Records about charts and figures

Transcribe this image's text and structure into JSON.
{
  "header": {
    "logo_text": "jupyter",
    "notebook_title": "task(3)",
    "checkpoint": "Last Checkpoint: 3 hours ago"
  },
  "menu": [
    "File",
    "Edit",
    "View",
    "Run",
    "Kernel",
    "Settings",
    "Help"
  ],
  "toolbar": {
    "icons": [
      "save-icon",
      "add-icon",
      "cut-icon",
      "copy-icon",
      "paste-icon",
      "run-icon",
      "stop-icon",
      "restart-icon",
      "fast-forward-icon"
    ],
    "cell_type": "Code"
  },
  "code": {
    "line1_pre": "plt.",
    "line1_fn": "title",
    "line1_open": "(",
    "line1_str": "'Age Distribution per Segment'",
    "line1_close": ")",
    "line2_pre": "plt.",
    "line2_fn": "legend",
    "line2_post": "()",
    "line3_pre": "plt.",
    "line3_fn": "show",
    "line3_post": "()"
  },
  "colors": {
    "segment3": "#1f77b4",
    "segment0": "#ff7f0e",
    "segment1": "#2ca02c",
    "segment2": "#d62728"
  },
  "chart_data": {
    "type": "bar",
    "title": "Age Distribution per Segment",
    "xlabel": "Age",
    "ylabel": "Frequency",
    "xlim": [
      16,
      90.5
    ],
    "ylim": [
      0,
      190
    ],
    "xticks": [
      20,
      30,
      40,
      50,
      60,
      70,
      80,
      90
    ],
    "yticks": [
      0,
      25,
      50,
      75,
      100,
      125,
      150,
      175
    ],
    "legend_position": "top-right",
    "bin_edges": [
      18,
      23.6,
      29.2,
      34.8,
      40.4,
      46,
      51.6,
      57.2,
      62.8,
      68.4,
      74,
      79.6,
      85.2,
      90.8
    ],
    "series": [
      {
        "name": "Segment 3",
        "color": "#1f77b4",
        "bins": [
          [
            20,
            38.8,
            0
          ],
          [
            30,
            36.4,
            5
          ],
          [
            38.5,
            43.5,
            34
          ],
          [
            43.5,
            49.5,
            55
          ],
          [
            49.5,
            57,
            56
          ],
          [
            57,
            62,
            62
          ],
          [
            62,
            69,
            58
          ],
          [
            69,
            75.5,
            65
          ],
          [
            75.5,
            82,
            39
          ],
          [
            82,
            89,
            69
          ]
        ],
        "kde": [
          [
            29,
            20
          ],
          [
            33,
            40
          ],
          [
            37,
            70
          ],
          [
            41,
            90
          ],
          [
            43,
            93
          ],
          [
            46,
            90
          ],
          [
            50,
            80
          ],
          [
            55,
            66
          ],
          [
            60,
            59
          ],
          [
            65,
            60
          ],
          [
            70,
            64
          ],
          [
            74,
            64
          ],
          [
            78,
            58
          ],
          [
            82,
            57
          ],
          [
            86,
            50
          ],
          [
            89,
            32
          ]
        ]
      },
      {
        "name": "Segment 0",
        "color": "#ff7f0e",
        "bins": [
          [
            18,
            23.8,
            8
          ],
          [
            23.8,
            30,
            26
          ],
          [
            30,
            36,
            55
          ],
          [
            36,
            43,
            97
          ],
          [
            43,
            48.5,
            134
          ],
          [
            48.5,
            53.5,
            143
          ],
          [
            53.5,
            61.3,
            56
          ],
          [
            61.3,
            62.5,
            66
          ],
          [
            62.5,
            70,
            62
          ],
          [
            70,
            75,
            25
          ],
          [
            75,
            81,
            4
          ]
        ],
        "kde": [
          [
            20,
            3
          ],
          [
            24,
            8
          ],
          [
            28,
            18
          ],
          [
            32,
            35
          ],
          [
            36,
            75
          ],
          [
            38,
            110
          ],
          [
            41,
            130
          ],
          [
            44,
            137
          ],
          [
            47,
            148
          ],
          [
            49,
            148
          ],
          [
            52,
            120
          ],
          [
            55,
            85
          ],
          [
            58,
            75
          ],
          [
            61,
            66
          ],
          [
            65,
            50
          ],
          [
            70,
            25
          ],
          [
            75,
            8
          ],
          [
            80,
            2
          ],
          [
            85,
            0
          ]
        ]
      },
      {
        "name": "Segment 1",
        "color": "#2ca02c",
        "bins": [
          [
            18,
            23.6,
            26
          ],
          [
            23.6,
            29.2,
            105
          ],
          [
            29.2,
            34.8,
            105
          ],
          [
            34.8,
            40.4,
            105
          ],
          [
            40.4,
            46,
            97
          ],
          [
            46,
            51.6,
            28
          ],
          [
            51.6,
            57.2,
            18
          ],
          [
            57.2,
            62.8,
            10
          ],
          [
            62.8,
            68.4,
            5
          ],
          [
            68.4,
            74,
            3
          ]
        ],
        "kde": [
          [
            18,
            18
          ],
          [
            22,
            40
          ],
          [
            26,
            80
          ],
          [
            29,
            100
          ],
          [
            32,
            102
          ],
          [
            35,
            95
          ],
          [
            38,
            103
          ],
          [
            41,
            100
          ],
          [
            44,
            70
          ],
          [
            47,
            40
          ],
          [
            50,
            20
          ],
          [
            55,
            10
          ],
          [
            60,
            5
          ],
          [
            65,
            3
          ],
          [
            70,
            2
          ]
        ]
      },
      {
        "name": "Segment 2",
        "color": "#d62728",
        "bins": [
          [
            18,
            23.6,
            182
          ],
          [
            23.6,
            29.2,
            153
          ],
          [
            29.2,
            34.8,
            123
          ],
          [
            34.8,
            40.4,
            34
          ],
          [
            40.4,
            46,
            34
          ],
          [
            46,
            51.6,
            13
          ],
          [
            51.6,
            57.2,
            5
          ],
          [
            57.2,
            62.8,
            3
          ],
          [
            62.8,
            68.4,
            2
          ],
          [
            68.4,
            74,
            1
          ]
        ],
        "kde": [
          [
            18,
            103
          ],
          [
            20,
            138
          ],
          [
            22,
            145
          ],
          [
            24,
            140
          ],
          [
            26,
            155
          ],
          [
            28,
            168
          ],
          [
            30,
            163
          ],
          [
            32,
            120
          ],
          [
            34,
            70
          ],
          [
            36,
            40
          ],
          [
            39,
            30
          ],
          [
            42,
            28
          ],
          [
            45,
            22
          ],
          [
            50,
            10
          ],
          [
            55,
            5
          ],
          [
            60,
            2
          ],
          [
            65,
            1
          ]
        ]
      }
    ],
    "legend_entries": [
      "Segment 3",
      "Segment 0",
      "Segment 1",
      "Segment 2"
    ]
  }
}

=== Problem requirements ===
Emit the records above again, exactly, with no line skipped.

=== Correct response ===
Transcribe this image's text and structure into JSON.
{
  "header": {
    "logo_text": "jupyter",
    "notebook_title": "task(3)",
    "checkpoint": "Last Checkpoint: 3 hours ago"
  },
  "menu": [
    "File",
    "Edit",
    "View",
    "Run",
    "Kernel",
    "Settings",
    "Help"
  ],
  "toolbar": {
    "icons": [
      "save-icon",
      "add-icon",
      "cut-icon",
      "copy-icon",
      "paste-icon",
      "run-icon",
      "stop-icon",
      "restart-icon",
      "fast-forward-icon"
    ],
    "cell_type": "Code"
  },
  "code": {
    "line1_pre": "plt.",
    "line1_fn": "title",
    "line1_open": "(",
    "line1_str": "'Age Distribution per Segment'",
    "line1_close": ")",
    "line2_pre": "plt.",
    "line2_fn": "legend",
    "line2_post": "()",
    "line3_pre": "plt.",
    "line3_fn": "show",
    "line3_post": "()"
  },
  "colors": {
    "segment3": "#1f77b4",
    "segment0": "#ff7f0e",
    "segment1": "#2ca02c",
    "segment2": "#d62728"
  },
  "chart_data": {
    "type": "bar",
    "title": "Age Distribution per Segment",
    "xlabel": "Age",
    "ylabel": "Frequency",
    "xlim": [
      16,
      90.5
    ],
    "ylim": [
      0,
      190
    ],
    "xticks": [
      20,
      30,
      40,
      50,
      60,
      70,
      80,
      90
    ],
    "yticks": [
      0,
      25,
      50,
      75,
      100,
      125,
      150,
      175
    ],
    "legend_position": "top-right",
    "bin_edges": [
      18,
      23.6,
      29.2,
      34.8,
      40.4,
      46,
      51.6,
      57.2,
      62.8,
      68.4,
      74,
      79.6,
      85.2,
      90.8
    ],
    "series": [
      {
        "name": "Segment 3",
        "color": "#1f77b4",
        "bins": [
          [
            20,
            38.8,
            0
          ],
          [
            30,
            36.4,
            5
          ],
          [
            38.5,
            43.5,
            34
          ],
          [
            43.5,
            49.5,
            55
          ],
          [
            49.5,
            57,
            56
          ],
          [
            57,
            62,
            62
          ],
          [
            62,
            69,
            58
          ],
          [
            69,
            75.5,
            65
          ],
          [
            75.5,
            82,
            39
          ],
          [
            82,
            89,
            69
          ]
        ],
        "kde": [
          [
            29,
            20
          ],
          [
            33,
            40
          ],
          [
            37,
            70
          ],
          [
            41,
            90
          ],
          [
            43,
            93
          ],
          [
            46,
            90
          ],
          [
            50,
            80
          ],
          [
            55,
            66
          ],
          [
            60,
            59
          ],
          [
            65,
            60
          ],
          [
            70,
            64
          ],
          [
            74,
            64
          ],
          [
            78,
            58
          ],
          [
            82,
            57
          ],
          [
            86,
            50
          ],
          [
            89,
            32
          ]
        ]
      },
      {
        "name": "Segment 0",
        "color": "#ff7f0e",
        "bins": [
          [
            18,
            23.8,
            8
          ],
          [
            23.8,
            30,
            26
          ],
          [
            30,
            36,
            55
          ],
          [
            36,
            43,
            97
          ],
          [
            43,
            48.5,
            134
          ],
          [
            48.5,
            53.5,
            143
          ],
          [
            53.5,
            61.3,
            56
          ],
          [
            61.3,
            62.5,
            66
          ],
          [
            62.5,
            70,
            62
          ],
          [
            70,
            75,
            25
          ],
          [
            75,
            81,
            4
          ]
        ],
        "kde": [
          [
            20,
            3
          ],
          [
            24,
            8
          ],
          [
            28,
            18
          ],
          [
            32,
            35
          ],
          [
            36,
            75
          ],
          [
            38,
            110
          ],
          [
            41,
            130
          ],
          [
            44,
            137
          ],
          [
            47,
            148
          ],
          [
            49,
            148
          ],
          [
            52,
            120
          ],
          [
            55,
            85
          ],
          [
            58,
            75
          ],
          [
            61,
            66
          ],
          [
            65,
            50
          ],
          [
            70,
            25
          ],
          [
            75,
            8
          ],
          [
            80,
            2
          ],
          [
            85,
            0
          ]
        ]
      },
      {
        "name": "Segment 1",
        "color": "#2ca02c",
        "bins": [
          [
            18,
            23.6,
            26
          ],
          [
            23.6,
            29.2,
            105
          ],
          [
            29.2,
            34.8,
            105
          ],
          [
            34.8,
            40.4,
            105
          ],
          [
            40.4,
            46,
            97
          ],
          [
            46,
            51.6,
            28
          ],
          [
            51.6,
            57.2,
            18
          ],
          [
            57.2,
            62.8,
            10
          ],
          [
            62.8,
            68.4,
            5
          ],
          [
            68.4,
            74,
            3
          ]
        ],
        "kde": [
          [
            18,
            18
          ],
          [
            22,
            40
          ],
          [
            26,
            80
          ],
          [
            29,
            100
          ],
          [
            32,
            102
          ],
          [
            35,
            95
          ],
          [
            38,
            103
          ],
          [
            41,
            100
          ],
          [
            44,
            70
          ],
          [
            47,
            40
          ],
          [
            50,
            20
          ],
          [
            55,
            10
          ],
          [
            60,
            5
          ],
          [
            65,
            3
          ],
          [
            70,
            2
          ]
        ]
      },
      {
        "name": "Segment 2",
        "color": "#d62728",
        "bins": [
          [
            18,
            23.6,
            182
          ],
          [
            23.6,
            29.2,
            153
          ],
          [
            29.2,
            34.8,
            123
          ],
          [
            34.8,
            40.4,
            34
          ],
          [
            40.4,
            46,
            34
          ],
          [
            46,
            51.6,
            13
          ],
          [
            51.6,
            57.2,
            5
          ],
          [
            57.2,
            62.8,
            3
          ],
          [
            62.8,
            68.4,
            2
          ],
          [
            68.4,
            74,
            1
          ]
        ],
        "kde": [
          [
            18,
            103
          ],
          [
            20,
            138
          ],
          [
            22,
            145
          ],
          [
            24,
            140
          ],
          [
            26,
            155
          ],
          [
            28,
            168
          ],
          [
            30,
            163
          ],
          [
            32,
            120
          ],
          [
            34,
            70
          ],
          [
            36,
            40
          ],
          [
            39,
            30
          ],
          [
            42,
            28
          ],
          [
            45,
            22
          ],
          [
            50,
            10
          ],
          [
            55,
            5
          ],
          [
            60,
            2
          ],
          [
            65,
            1
          ]
        ]
      }
    ],
    "legend_entries": [
      "Segment 3",
      "Segment 0",
      "Segment 1",
      "Segment 2"
    ]
  }
}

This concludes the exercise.